▸ What the task requires:
Whenever a line in the data below includes the string "including", copy it out.

▸ Items listed in a dataset:
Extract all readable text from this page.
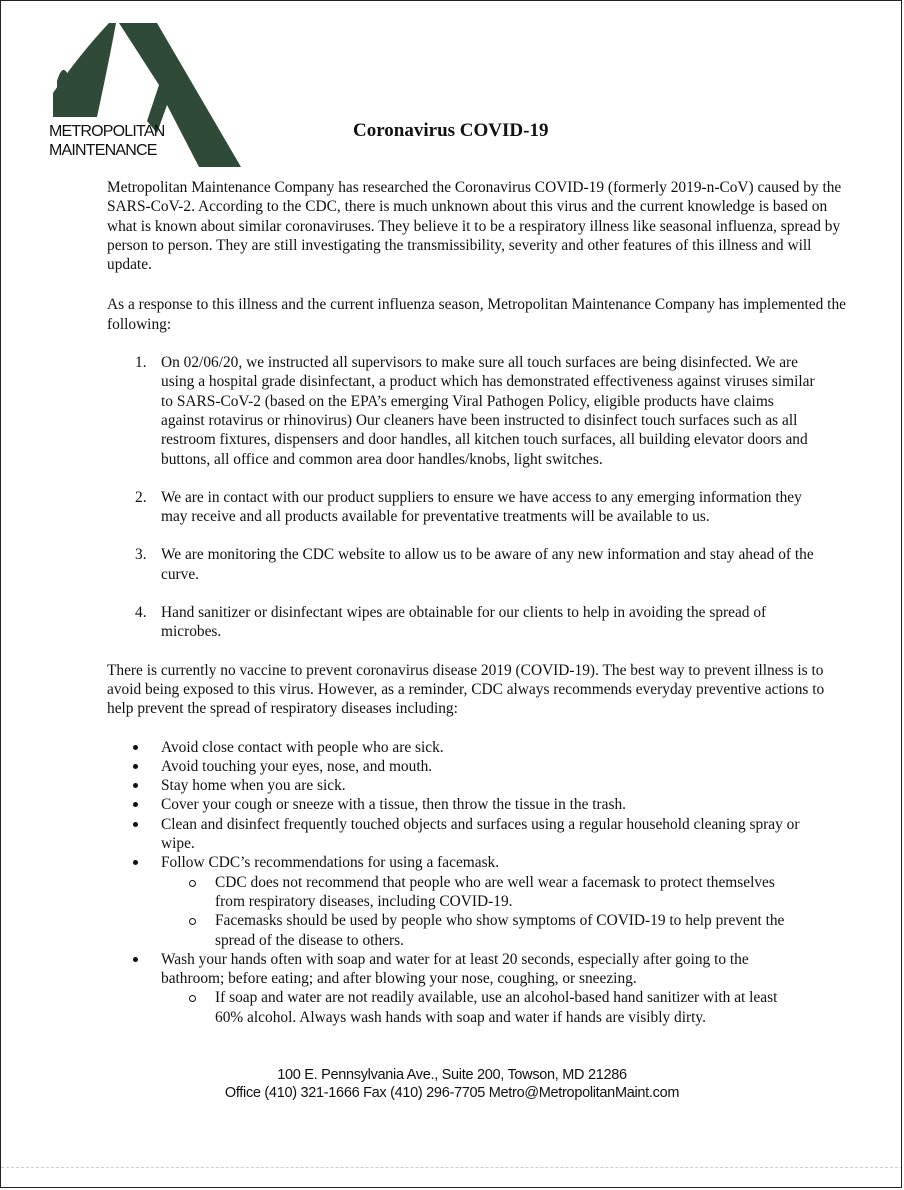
METROPOLITAN
MAINTENANCE
Coronavirus COVID-19

Metropolitan Maintenance Company has researched the Coronavirus COVID-19 (formerly 2019-n-CoV) caused by the SARS-CoV-2. According to the CDC, there is much unknown about this virus and the current knowledge is based on what is known about similar coronaviruses. They believe it to be a respiratory illness like seasonal influenza, spread by person to person. They are still investigating the transmissibility, severity and other features of this illness and will update.

As a response to this illness and the current influenza season, Metropolitan Maintenance Company has implemented the following:

1. On 02/06/20, we instructed all supervisors to make sure all touch surfaces are being disinfected. We are using a hospital grade disinfectant, a product which has demonstrated effectiveness against viruses similar to SARS-CoV-2 (based on the EPA’s emerging Viral Pathogen Policy, eligible products have claims against rotavirus or rhinovirus) Our cleaners have been instructed to disinfect touch surfaces such as all restroom fixtures, dispensers and door handles, all kitchen touch surfaces, all building elevator doors and buttons, all office and common area door handles/knobs, light switches.
2. We are in contact with our product suppliers to ensure we have access to any emerging information they may receive and all products available for preventative treatments will be available to us.
3. We are monitoring the CDC website to allow us to be aware of any new information and stay ahead of the curve.
4. Hand sanitizer or disinfectant wipes are obtainable for our clients to help in avoiding the spread of microbes.

There is currently no vaccine to prevent coronavirus disease 2019 (COVID-19). The best way to prevent illness is to avoid being exposed to this virus. However, as a reminder, CDC always recommends everyday preventive actions to help prevent the spread of respiratory diseases including:

Avoid close contact with people who are sick.
Avoid touching your eyes, nose, and mouth.
Stay home when you are sick.
Cover your cough or sneeze with a tissue, then throw the tissue in the trash.
Clean and disinfect frequently touched objects and surfaces using a regular household cleaning spray or wipe.
Follow CDC’s recommendations for using a facemask.
CDC does not recommend that people who are well wear a facemask to protect themselves from respiratory diseases, including COVID-19.
Facemasks should be used by people who show symptoms of COVID-19 to help prevent the spread of the disease to others.
Wash your hands often with soap and water for at least 20 seconds, especially after going to the bathroom; before eating; and after blowing your nose, coughing, or sneezing.
If soap and water are not readily available, use an alcohol-based hand sanitizer with at least 60% alcohol. Always wash hands with soap and water if hands are visibly dirty.
100 E. Pennsylvania Ave., Suite 200, Towson, MD 21286
Office (410) 321-1666 Fax (410) 296-7705 Metro@MetropolitanMaint.com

▸ Solution to the problem:
There is currently no vaccine to prevent coronavirus disease 2019 (COVID-19). The best way to prevent illness is to avoid being exposed to this virus. However, as a reminder, CDC always recommends everyday preventive actions to help prevent the spread of respiratory diseases including:
CDC does not recommend that people who are well wear a facemask to protect themselves from respiratory diseases, including COVID-19.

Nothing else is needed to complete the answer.